** Opening EXCERPT block **

Cohan played the recurring character Rose, a 560-year-old vampire, in The Vampire Diaries. In 2011, she joined the television series Chuck in a recurring role playing Vivian McArthur Volkoff, a "charming, sophisticated socialite" from the United Kingdom, and the daughter of primary villain, Alexei Volkoff. She also guest starred on shows such as Archer, Cold Case, CSI: NY, Life, and Modern Family.

Cohan starred in a pilot for The CW called Heavenly (2011) in which she played the lead character, Lily, an attorney who teams up with an angel; however, it was not picked up as a series.

In April 2011, Cohan was cast in her most notable role as Maggie Greene (later Maggie Rhee) on The Walking Dead, an AMC post-apocalyptic horror television series based on the comic book series of the same name. She first appeared in season two as a recurring character, but she became a series regular at the start of season three. The drama was the highest-rated series in cable television history in 2015. At the conclusion of the eighth season of The Walking Dead, Cohan completed her contract obligations as a series regular. It was later reported Cohan had not reached an agreement to sign on for season nine as a main cast member due to a pay dispute, as she demanded an increased salary closer to the salaries of her male co-stars Andrew Lincoln and Norman Reedus. AMC refused and Cohan began making herself available for TV pilots. Cohan eventually reached an agreement to appear in five episodes in the first half of season nine of The Walking Dead and departed the series in 2018.

In early 2018, in the midst of her contract negotiations with AMC regarding The Walking Dead, Cohan was cast as CIA operative Francesca "Frankie" Trowbridge in the ABC action comedy-drama Whiskey Cavalier. Whiskey Cavalier was picked up to series in May 2018 and premiered on February 24, 2019. ABC did not renew the series for a second season. In October 2019, it was reported that Cohan would return to The Walking Dead as a series regular in the series' eleventh and final season. Following the conclusion of the series, Cohan starred alongside Jeffrey Dean Morgan in the spinoff series The Walking Dead: Dead City, with both also serving as executive producers. In July 2023, the series was renewed for a second season.

==Personal life==
Cohan lives and works in both London and Los Angeles.

** Closing EXCERPT block **

### WHAT IS REQUIRED
Transcribe the passage on Cohan's acting career from "In early 2018, in" up to and including "renewed for a second season.".

** Opening PROVIDED INFORMATION block **

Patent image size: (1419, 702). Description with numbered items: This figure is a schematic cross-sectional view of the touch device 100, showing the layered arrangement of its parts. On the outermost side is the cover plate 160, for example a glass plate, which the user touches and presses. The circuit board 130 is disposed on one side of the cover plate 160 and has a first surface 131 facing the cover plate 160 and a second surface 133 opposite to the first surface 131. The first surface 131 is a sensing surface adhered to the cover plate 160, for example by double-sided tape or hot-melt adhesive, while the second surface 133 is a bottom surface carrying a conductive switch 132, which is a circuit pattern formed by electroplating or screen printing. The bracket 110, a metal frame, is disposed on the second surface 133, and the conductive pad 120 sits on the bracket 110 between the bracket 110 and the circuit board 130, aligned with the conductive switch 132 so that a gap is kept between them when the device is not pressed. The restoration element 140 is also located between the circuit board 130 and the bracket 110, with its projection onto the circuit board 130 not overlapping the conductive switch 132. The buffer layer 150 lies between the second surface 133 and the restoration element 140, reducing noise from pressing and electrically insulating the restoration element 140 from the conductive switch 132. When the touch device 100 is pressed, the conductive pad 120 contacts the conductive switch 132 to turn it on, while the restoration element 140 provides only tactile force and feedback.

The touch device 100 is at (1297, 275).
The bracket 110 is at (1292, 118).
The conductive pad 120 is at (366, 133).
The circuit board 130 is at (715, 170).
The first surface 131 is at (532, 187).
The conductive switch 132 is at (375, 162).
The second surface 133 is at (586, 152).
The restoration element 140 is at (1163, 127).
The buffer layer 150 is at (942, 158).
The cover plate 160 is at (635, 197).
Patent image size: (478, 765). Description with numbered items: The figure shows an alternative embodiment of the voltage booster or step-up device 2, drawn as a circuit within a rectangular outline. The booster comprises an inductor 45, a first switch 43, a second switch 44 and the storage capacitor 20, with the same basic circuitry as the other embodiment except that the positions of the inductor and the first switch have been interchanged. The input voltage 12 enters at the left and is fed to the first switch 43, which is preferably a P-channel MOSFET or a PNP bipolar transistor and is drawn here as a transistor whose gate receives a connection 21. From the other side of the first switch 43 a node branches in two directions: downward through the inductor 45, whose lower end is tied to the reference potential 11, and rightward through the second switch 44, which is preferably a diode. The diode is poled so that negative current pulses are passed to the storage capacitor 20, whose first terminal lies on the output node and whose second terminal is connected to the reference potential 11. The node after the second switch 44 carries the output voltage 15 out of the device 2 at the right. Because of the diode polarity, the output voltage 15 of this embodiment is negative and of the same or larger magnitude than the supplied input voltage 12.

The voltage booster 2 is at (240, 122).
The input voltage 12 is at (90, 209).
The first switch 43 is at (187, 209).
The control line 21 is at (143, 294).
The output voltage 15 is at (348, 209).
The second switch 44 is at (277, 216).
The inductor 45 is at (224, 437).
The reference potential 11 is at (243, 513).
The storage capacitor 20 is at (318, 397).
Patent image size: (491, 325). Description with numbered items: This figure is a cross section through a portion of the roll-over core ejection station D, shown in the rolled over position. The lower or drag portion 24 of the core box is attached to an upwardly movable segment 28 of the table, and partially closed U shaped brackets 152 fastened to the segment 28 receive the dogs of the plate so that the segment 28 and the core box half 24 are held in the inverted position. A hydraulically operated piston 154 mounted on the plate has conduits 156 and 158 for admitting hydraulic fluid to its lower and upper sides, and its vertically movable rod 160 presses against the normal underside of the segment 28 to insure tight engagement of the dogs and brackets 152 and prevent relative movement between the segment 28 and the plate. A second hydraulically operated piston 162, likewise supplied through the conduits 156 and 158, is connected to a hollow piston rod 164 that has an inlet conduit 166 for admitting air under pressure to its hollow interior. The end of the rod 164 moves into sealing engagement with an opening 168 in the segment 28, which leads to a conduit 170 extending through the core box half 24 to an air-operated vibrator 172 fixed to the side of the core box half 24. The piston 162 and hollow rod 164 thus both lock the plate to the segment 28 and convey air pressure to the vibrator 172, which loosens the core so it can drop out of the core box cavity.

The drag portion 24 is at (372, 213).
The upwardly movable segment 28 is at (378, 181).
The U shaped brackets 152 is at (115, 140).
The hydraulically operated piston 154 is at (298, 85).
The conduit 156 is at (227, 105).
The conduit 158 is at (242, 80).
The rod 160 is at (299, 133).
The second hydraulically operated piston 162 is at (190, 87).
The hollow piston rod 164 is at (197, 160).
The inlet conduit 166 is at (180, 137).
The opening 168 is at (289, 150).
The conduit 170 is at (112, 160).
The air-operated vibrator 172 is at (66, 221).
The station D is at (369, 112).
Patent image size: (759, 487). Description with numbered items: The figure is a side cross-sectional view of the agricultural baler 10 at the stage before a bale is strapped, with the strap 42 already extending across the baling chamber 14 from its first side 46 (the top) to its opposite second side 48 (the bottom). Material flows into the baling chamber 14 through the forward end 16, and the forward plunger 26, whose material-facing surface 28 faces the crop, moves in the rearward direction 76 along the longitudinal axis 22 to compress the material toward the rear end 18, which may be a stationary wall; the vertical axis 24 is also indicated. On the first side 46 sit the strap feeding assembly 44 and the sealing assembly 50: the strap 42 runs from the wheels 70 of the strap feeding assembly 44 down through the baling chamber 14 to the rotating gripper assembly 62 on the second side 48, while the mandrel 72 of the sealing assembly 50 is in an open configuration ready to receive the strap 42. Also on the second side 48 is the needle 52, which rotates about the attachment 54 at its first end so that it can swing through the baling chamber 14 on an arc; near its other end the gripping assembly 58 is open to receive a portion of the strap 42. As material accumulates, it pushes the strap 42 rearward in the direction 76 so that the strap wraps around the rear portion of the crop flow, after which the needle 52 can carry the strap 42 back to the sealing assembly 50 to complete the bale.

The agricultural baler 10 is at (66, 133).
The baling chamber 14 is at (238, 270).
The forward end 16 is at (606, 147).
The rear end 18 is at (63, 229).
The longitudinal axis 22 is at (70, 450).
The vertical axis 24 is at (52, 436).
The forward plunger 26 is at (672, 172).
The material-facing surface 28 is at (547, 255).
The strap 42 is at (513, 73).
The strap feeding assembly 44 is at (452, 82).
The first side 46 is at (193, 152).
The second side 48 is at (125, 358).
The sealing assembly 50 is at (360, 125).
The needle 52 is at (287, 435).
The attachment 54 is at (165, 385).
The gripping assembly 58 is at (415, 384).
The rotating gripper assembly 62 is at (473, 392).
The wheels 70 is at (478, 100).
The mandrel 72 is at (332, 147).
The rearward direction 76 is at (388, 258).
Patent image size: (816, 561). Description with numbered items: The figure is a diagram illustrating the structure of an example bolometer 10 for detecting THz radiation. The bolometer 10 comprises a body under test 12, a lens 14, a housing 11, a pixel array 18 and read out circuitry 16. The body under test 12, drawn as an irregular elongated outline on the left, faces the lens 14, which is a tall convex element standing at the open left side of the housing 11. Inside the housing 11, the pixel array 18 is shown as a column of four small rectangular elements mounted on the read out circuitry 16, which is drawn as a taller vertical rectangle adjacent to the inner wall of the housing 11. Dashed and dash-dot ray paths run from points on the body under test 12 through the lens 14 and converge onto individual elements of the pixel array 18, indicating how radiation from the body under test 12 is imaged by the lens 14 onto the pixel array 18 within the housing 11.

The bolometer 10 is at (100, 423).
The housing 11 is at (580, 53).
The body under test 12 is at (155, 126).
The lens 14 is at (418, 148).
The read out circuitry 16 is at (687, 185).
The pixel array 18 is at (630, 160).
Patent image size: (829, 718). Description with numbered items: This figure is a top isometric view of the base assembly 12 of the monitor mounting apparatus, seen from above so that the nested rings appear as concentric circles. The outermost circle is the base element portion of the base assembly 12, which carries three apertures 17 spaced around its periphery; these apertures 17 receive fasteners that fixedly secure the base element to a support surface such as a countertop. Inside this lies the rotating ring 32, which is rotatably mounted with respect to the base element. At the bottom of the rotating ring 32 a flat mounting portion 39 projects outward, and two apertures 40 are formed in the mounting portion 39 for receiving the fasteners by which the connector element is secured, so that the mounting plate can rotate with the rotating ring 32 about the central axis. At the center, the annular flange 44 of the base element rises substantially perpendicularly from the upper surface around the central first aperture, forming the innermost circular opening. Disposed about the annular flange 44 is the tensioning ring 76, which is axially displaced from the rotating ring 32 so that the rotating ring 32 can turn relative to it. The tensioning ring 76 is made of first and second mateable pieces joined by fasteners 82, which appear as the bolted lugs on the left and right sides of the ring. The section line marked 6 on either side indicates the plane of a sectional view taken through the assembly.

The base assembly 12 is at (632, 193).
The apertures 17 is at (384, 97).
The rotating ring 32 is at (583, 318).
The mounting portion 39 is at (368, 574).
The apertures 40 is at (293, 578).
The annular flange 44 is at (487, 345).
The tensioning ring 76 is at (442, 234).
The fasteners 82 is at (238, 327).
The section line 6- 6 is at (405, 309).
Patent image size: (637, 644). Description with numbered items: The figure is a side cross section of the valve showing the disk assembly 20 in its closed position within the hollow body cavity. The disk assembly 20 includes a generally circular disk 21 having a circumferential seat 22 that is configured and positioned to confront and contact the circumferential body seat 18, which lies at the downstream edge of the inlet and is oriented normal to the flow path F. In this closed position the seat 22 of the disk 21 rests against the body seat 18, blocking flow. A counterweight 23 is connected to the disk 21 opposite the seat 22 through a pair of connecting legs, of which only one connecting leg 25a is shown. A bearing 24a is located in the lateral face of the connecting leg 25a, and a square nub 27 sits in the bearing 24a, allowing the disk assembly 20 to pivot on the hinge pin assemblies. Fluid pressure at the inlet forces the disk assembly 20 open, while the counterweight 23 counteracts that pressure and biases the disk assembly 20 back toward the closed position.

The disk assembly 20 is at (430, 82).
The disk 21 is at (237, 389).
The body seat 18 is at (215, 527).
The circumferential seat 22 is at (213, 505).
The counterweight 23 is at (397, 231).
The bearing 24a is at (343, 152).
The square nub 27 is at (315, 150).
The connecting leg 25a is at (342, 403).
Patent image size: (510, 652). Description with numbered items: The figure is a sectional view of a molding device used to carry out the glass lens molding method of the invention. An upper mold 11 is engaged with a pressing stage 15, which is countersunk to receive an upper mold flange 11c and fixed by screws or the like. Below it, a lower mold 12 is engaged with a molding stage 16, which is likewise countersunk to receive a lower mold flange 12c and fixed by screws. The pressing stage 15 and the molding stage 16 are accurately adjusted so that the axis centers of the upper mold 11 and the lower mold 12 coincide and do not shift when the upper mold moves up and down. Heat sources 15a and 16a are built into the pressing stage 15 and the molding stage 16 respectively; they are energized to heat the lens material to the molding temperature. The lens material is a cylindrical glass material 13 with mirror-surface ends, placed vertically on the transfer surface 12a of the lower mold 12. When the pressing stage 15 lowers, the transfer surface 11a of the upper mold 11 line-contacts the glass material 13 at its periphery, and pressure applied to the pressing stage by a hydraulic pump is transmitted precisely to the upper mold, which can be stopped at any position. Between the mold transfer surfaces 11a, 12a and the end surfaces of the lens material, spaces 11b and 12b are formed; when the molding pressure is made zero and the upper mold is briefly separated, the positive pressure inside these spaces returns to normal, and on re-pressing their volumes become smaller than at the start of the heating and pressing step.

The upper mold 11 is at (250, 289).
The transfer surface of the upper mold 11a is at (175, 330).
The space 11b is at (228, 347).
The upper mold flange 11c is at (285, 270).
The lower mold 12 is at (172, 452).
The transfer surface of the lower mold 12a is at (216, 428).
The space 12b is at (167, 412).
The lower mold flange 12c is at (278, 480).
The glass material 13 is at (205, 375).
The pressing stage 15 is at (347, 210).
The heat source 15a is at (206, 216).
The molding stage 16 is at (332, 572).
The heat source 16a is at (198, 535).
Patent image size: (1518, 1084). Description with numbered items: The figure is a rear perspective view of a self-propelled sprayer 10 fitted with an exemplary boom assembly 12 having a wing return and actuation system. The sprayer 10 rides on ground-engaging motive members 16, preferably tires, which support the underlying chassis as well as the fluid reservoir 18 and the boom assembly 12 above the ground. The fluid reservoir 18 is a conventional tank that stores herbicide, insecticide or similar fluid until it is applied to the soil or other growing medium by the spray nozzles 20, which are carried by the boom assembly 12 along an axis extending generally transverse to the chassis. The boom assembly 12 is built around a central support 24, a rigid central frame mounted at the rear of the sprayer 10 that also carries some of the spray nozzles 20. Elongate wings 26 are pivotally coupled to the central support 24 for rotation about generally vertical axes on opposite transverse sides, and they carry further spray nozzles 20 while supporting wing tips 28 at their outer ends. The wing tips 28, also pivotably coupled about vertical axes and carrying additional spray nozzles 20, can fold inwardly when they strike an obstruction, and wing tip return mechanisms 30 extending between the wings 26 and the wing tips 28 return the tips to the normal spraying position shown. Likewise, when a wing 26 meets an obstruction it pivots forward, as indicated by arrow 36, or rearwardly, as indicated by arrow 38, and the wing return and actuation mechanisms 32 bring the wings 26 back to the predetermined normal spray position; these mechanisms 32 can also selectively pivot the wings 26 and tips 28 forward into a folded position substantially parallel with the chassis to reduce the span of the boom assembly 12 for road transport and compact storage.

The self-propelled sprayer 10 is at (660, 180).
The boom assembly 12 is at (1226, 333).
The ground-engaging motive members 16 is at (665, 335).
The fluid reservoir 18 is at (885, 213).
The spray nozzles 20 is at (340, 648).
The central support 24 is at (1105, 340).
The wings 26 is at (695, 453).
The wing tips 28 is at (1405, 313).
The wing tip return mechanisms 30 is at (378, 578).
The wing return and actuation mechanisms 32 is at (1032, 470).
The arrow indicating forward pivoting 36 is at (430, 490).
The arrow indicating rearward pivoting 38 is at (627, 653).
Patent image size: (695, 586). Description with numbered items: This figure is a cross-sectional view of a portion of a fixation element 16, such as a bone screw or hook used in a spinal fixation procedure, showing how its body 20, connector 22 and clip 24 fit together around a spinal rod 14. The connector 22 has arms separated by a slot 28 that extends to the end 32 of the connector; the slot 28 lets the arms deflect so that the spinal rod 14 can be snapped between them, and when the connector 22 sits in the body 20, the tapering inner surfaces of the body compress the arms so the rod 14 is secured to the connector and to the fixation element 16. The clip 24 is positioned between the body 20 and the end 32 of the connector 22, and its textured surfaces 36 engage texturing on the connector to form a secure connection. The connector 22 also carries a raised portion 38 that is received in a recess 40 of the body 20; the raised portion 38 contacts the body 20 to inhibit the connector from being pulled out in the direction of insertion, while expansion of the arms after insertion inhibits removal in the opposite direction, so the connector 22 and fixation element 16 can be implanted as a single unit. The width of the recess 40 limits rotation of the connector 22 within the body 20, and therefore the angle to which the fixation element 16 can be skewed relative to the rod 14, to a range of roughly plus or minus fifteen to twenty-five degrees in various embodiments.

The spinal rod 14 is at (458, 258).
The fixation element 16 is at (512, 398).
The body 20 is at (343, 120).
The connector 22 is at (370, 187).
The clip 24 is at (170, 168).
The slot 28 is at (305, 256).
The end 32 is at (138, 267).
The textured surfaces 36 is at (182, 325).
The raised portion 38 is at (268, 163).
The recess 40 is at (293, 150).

** Closing PROVIDED INFORMATION block **

### RESULT FOR THIS TASK
In early 2018, in the midst of her contract negotiations with AMC regarding The Walking Dead, Cohan was cast as CIA operative Francesca "Frankie" Trowbridge in the ABC action comedy-drama Whiskey Cavalier. Whiskey Cavalier was picked up to series in May 2018 and premiered on February 24, 2019. ABC did not renew the series for a second season. In October 2019, it was reported that Cohan would return to The Walking Dead as a series regular in the series' eleventh and final season. Following the conclusion of the series, Cohan starred alongside Jeffrey Dean Morgan in the spinoff series The Walking Dead: Dead City, with both also serving as executive producers. In July 2023, the series was renewed for a second season.